### What is being asked
Duplicate the lines of the following entries, making no changes to any of them.

Stored data entries
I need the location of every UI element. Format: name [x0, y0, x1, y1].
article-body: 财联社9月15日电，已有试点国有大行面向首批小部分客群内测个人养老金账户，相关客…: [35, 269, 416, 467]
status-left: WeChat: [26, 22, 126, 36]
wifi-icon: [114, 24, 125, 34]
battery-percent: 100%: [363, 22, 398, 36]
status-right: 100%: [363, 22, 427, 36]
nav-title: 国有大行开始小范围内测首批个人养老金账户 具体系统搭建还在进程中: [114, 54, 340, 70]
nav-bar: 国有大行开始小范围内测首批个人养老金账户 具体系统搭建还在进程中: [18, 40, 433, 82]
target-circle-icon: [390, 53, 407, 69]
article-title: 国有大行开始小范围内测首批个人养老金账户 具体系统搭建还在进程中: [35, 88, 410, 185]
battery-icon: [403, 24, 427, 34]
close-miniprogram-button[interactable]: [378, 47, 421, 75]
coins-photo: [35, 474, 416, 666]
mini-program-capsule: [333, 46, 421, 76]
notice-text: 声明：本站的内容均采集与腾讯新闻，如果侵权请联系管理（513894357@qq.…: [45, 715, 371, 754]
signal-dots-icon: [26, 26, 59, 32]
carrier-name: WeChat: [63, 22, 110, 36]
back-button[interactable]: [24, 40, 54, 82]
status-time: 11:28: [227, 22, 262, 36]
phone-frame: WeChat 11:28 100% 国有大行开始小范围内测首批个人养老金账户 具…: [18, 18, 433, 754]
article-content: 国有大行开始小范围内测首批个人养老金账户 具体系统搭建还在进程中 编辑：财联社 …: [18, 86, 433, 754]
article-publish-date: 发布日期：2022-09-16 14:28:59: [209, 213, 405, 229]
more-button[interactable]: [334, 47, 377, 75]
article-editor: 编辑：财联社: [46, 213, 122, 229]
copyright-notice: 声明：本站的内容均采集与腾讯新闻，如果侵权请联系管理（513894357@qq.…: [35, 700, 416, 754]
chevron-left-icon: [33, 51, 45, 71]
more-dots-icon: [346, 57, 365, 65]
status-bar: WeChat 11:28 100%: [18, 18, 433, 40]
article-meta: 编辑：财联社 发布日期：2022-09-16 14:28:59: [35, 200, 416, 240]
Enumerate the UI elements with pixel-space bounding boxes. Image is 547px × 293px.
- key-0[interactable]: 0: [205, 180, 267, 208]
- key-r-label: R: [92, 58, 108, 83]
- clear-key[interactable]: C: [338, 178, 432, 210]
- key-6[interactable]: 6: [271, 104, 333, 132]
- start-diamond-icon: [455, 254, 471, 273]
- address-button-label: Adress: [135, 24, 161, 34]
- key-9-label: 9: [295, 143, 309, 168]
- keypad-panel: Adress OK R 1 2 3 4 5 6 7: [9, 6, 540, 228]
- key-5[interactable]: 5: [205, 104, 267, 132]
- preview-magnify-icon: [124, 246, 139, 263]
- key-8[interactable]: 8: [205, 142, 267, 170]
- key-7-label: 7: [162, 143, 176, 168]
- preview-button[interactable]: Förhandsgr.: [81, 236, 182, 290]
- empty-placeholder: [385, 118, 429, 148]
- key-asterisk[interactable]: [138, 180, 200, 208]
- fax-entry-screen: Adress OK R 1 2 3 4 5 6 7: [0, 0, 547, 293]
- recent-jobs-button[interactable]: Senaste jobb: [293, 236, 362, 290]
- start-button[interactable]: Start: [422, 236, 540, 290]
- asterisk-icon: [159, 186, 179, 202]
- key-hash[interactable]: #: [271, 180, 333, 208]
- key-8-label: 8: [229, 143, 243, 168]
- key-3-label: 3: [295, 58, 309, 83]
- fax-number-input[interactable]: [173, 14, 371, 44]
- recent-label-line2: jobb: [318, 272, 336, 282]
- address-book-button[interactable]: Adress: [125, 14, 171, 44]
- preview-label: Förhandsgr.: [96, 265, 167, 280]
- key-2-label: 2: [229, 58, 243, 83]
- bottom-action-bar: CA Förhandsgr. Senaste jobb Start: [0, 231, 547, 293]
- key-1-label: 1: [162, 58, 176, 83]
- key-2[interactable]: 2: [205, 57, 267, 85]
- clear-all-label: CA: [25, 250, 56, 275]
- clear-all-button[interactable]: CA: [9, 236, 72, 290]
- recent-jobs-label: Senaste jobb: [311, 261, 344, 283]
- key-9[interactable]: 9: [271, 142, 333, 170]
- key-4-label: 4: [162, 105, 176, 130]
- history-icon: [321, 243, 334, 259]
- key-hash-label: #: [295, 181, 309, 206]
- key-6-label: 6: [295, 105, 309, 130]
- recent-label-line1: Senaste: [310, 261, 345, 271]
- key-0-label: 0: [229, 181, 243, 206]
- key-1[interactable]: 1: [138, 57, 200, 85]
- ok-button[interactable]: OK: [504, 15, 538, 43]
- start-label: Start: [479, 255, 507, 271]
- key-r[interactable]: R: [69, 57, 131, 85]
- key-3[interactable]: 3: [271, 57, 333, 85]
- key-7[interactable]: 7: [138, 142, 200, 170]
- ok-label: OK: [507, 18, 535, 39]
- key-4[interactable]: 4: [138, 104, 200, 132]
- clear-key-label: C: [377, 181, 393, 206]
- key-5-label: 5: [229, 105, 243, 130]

### Answer to the task
I need the location of every UI element. Format: name [x0, y0, x1, y1].
article-body: 财联社9月15日电，已有试点国有大行面向首批小部分客群内测个人养老金账户，相关客…: [35, 269, 416, 467]
status-left: WeChat: [26, 22, 126, 36]
wifi-icon: [114, 24, 125, 34]
battery-percent: 100%: [363, 22, 398, 36]
status-right: 100%: [363, 22, 427, 36]
nav-title: 国有大行开始小范围内测首批个人养老金账户 具体系统搭建还在进程中: [114, 54, 340, 70]
nav-bar: 国有大行开始小范围内测首批个人养老金账户 具体系统搭建还在进程中: [18, 40, 433, 82]
target-circle-icon: [390, 53, 407, 69]
article-title: 国有大行开始小范围内测首批个人养老金账户 具体系统搭建还在进程中: [35, 88, 410, 185]
battery-icon: [403, 24, 427, 34]
close-miniprogram-button[interactable]: [378, 47, 421, 75]
coins-photo: [35, 474, 416, 666]
mini-program-capsule: [333, 46, 421, 76]
notice-text: 声明：本站的内容均采集与腾讯新闻，如果侵权请联系管理（513894357@qq.…: [45, 715, 371, 754]
signal-dots-icon: [26, 26, 59, 32]
carrier-name: WeChat: [63, 22, 110, 36]
back-button[interactable]: [24, 40, 54, 82]
status-time: 11:28: [227, 22, 262, 36]
phone-frame: WeChat 11:28 100% 国有大行开始小范围内测首批个人养老金账户 具…: [18, 18, 433, 754]
article-content: 国有大行开始小范围内测首批个人养老金账户 具体系统搭建还在进程中 编辑：财联社 …: [18, 86, 433, 754]
article-publish-date: 发布日期：2022-09-16 14:28:59: [209, 213, 405, 229]
more-button[interactable]: [334, 47, 377, 75]
article-editor: 编辑：财联社: [46, 213, 122, 229]
copyright-notice: 声明：本站的内容均采集与腾讯新闻，如果侵权请联系管理（513894357@qq.…: [35, 700, 416, 754]
chevron-left-icon: [33, 51, 45, 71]
more-dots-icon: [346, 57, 365, 65]
status-bar: WeChat 11:28 100%: [18, 18, 433, 40]
article-meta: 编辑：财联社 发布日期：2022-09-16 14:28:59: [35, 200, 416, 240]
Enumerate the UI elements with pixel-space bounding boxes. Image is 547px × 293px.
- key-0[interactable]: 0: [205, 180, 267, 208]
- key-r-label: R: [92, 58, 108, 83]
- clear-key[interactable]: C: [338, 178, 432, 210]
- key-6[interactable]: 6: [271, 104, 333, 132]
- start-diamond-icon: [455, 254, 471, 273]
- address-button-label: Adress: [135, 24, 161, 34]
- key-9-label: 9: [295, 143, 309, 168]
- keypad-panel: Adress OK R 1 2 3 4 5 6 7: [9, 6, 540, 228]
- key-5[interactable]: 5: [205, 104, 267, 132]
- preview-magnify-icon: [124, 246, 139, 263]
- key-8[interactable]: 8: [205, 142, 267, 170]
- key-7-label: 7: [162, 143, 176, 168]
- preview-button[interactable]: Förhandsgr.: [81, 236, 182, 290]
- empty-placeholder: [385, 118, 429, 148]
- key-asterisk[interactable]: [138, 180, 200, 208]
- fax-entry-screen: Adress OK R 1 2 3 4 5 6 7: [0, 0, 547, 293]
- recent-jobs-button[interactable]: Senaste jobb: [293, 236, 362, 290]
- start-button[interactable]: Start: [422, 236, 540, 290]
- asterisk-icon: [159, 186, 179, 202]
- key-hash[interactable]: #: [271, 180, 333, 208]
- key-8-label: 8: [229, 143, 243, 168]
- key-3-label: 3: [295, 58, 309, 83]
- fax-number-input[interactable]: [173, 14, 371, 44]
- recent-label-line2: jobb: [318, 272, 336, 282]
- address-book-button[interactable]: Adress: [125, 14, 171, 44]
- preview-label: Förhandsgr.: [96, 265, 167, 280]
- key-2-label: 2: [229, 58, 243, 83]
- bottom-action-bar: CA Förhandsgr. Senaste jobb Start: [0, 231, 547, 293]
- key-1-label: 1: [162, 58, 176, 83]
- key-2[interactable]: 2: [205, 57, 267, 85]
- clear-all-label: CA: [25, 250, 56, 275]
- clear-all-button[interactable]: CA: [9, 236, 72, 290]
- recent-jobs-label: Senaste jobb: [311, 261, 344, 283]
- key-9[interactable]: 9: [271, 142, 333, 170]
- key-4-label: 4: [162, 105, 176, 130]
- history-icon: [321, 243, 334, 259]
- key-hash-label: #: [295, 181, 309, 206]
- key-6-label: 6: [295, 105, 309, 130]
- recent-label-line1: Senaste: [310, 261, 345, 271]
- key-0-label: 0: [229, 181, 243, 206]
- key-1[interactable]: 1: [138, 57, 200, 85]
- ok-button[interactable]: OK: [504, 15, 538, 43]
- start-label: Start: [479, 255, 507, 271]
- key-r[interactable]: R: [69, 57, 131, 85]
- key-3[interactable]: 3: [271, 57, 333, 85]
- key-7[interactable]: 7: [138, 142, 200, 170]
- ok-label: OK: [507, 18, 535, 39]
- key-4[interactable]: 4: [138, 104, 200, 132]
- clear-key-label: C: [377, 181, 393, 206]
- key-5-label: 5: [229, 105, 243, 130]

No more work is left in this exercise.